### Set exercise
Which lines contain the string "招考方向"? Please list every one of them.

Start of Records for the task

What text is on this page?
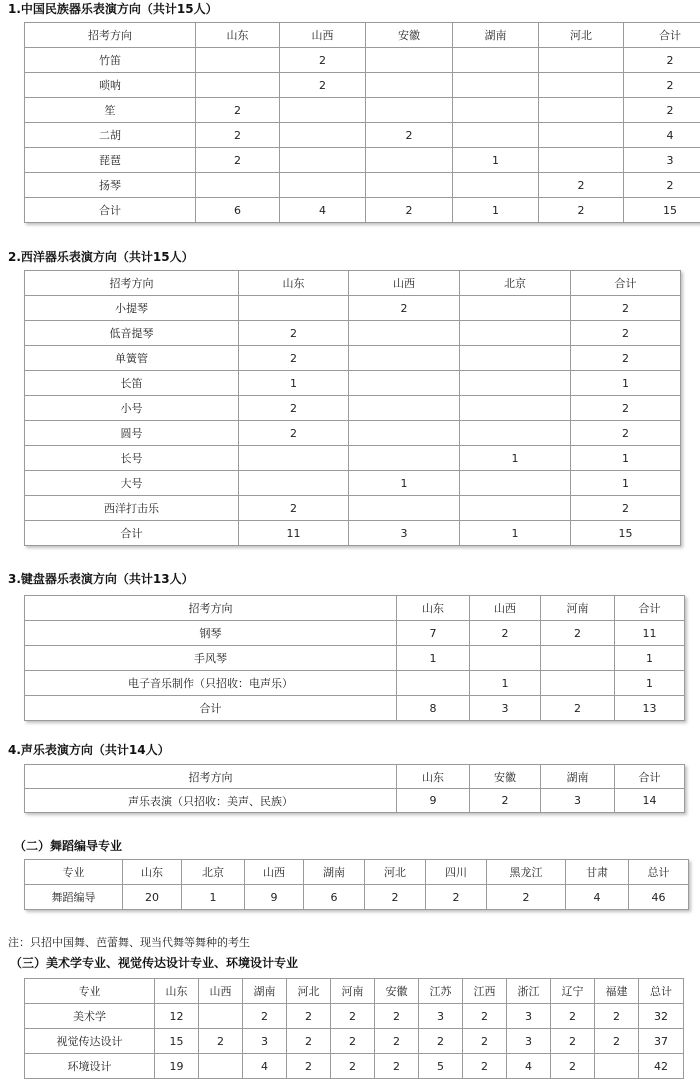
1.中国民族器乐表演方向（共计15人）
招考方向	山东	山西	安徽	湖南	河北	合计
竹笛		2				2
唢呐		2				2
笙	2					2
二胡	2		2			4
琵琶	2			1		3
扬琴					2	2
合计	6	4	2	1	2	15
2.西洋器乐表演方向（共计15人）
招考方向	山东	山西	北京	合计
小提琴		2		2
低音提琴	2			2
单簧管	2			2
长笛	1			1
小号	2			2
圆号	2			2
长号			1	1
大号		1		1
西洋打击乐	2			2
合计	11	3	1	15
3.键盘器乐表演方向（共计13人）
招考方向	山东	山西	河南	合计
钢琴	7	2	2	11
手风琴	1			1
电子音乐制作（只招收：电声乐）		1		1
合计	8	3	2	13
4.声乐表演方向（共计14人）
招考方向	山东	安徽	湖南	合计
声乐表演（只招收：美声、民族）	9	2	3	14
（二）舞蹈编导专业
专业	山东	北京	山西	湖南	河北	四川	黑龙江	甘肃	总计
舞蹈编导	20	1	9	6	2	2	2	4	46
注：只招中国舞、芭蕾舞、现当代舞等舞种的考生
（三）美术学专业、视觉传达设计专业、环境设计专业
专业	山东	山西	湖南	河北	河南	安徽	江苏	江西	浙江	辽宁	福建	总计
美术学	12		2	2	2	2	3	2	3	2	2	32
视觉传达设计	15	2	3	2	2	2	2	2	3	2	2	37
环境设计	19		4	2	2	2	5	2	4	2		42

End of Records for the task

### Correct result
招考方向	山东	山西	安徽	湖南	河北	合计
招考方向	山东	山西	北京	合计
招考方向	山东	山西	河南	合计
招考方向	山东	安徽	湖南	合计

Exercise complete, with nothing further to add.